> [Data records]:
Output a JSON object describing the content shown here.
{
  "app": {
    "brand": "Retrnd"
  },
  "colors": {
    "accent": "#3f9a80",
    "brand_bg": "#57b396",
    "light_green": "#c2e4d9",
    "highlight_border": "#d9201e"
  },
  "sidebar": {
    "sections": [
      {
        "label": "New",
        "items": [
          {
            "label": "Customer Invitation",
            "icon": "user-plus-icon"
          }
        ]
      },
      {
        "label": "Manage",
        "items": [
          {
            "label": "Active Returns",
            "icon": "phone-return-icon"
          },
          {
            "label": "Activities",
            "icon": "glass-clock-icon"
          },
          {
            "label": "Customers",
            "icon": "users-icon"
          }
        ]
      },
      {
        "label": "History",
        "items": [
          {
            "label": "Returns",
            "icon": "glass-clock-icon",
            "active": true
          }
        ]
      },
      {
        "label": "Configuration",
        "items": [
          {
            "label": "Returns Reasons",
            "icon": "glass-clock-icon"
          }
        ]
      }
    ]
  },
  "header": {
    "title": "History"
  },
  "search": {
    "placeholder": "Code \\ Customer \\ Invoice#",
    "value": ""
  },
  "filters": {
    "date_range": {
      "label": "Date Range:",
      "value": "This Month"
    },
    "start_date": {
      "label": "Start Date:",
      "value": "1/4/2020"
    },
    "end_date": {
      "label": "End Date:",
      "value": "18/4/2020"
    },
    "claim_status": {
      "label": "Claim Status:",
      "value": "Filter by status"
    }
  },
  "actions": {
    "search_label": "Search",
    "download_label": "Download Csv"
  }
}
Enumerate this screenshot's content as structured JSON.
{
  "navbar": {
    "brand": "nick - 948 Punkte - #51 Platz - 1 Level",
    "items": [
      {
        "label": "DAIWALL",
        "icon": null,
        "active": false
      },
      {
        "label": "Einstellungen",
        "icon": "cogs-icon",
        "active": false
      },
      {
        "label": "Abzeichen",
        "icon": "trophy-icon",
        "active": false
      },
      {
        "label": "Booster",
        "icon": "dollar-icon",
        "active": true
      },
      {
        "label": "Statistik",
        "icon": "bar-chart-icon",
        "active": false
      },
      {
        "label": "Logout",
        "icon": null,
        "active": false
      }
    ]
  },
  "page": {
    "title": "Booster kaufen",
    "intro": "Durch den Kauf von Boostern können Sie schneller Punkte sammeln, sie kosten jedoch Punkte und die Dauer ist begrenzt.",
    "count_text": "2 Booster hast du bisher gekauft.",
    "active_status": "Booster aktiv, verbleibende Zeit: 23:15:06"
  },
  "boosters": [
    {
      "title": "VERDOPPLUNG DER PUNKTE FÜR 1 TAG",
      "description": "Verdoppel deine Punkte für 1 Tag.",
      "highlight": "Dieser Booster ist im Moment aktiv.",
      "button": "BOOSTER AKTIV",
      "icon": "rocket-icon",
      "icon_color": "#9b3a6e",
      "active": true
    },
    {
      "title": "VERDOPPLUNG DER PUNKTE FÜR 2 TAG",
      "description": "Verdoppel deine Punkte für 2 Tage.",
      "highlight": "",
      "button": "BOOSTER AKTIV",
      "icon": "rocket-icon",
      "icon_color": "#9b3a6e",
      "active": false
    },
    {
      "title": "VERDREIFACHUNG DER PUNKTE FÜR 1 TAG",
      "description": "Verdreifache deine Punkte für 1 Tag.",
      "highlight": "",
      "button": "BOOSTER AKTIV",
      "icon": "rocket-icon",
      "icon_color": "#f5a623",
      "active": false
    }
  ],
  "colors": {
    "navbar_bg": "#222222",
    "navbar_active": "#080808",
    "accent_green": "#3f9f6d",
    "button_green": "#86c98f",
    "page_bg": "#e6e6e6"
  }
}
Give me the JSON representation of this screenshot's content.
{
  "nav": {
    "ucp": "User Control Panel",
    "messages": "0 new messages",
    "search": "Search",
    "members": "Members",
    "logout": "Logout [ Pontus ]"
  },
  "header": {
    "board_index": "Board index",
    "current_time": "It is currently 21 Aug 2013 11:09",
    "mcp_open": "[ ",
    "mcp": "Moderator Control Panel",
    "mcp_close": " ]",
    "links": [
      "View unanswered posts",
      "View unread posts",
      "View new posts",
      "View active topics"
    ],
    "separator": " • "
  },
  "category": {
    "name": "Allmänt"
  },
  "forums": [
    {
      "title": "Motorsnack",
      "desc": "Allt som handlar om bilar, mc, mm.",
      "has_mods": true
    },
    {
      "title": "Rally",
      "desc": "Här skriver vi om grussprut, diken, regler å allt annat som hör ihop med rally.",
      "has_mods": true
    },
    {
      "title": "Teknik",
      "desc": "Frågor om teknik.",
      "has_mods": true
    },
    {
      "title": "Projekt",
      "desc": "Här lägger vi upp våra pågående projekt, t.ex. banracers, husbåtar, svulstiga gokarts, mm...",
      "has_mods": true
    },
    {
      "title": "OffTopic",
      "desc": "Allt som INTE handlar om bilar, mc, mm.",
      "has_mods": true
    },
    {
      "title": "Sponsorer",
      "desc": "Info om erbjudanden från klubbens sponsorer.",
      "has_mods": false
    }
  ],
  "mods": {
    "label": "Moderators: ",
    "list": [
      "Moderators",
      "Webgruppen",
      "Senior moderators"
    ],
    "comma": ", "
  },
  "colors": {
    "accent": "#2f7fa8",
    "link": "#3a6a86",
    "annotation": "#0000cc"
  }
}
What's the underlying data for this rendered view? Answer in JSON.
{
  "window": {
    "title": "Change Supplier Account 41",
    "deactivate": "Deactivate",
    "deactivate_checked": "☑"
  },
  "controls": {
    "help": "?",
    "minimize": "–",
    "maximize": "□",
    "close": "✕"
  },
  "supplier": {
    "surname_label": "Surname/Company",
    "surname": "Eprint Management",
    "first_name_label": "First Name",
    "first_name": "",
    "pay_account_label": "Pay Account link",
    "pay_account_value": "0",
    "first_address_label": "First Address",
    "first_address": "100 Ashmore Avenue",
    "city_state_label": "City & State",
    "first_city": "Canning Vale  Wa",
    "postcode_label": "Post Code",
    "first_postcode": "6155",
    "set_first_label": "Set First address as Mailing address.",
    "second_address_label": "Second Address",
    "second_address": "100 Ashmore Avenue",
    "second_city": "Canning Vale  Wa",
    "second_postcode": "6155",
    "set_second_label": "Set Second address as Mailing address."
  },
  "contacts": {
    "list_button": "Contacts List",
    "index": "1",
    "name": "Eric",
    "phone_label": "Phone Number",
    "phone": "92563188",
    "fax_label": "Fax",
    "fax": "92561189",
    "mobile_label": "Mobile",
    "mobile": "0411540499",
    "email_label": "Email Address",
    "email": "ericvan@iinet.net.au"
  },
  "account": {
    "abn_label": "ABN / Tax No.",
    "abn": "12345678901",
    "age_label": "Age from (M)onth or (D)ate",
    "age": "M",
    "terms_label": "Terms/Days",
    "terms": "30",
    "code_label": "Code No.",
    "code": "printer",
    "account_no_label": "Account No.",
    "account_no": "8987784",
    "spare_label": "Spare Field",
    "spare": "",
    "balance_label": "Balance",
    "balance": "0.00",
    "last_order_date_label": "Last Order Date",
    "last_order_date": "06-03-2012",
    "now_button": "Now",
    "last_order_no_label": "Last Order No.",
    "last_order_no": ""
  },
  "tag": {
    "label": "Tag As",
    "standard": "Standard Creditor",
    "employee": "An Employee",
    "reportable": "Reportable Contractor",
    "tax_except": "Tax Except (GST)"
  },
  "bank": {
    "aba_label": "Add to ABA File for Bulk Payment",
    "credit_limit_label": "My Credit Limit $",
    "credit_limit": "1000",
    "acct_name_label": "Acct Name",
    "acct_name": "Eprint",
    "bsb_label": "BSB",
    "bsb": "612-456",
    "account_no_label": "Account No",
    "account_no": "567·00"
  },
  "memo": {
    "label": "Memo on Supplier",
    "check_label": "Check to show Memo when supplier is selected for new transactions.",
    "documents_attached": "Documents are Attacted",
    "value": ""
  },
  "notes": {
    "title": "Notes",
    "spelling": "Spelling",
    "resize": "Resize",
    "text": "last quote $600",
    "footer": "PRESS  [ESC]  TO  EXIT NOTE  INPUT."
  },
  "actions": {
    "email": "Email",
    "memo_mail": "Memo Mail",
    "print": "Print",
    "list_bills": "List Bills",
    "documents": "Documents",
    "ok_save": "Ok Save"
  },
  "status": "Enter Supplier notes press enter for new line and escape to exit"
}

> [Problem]: Read the entries above, then pull out the lines that include "Ashmore".

> [Result of this task]:
    "first_address": "100 Ashmore Avenue",
    "second_address": "100 Ashmore Avenue",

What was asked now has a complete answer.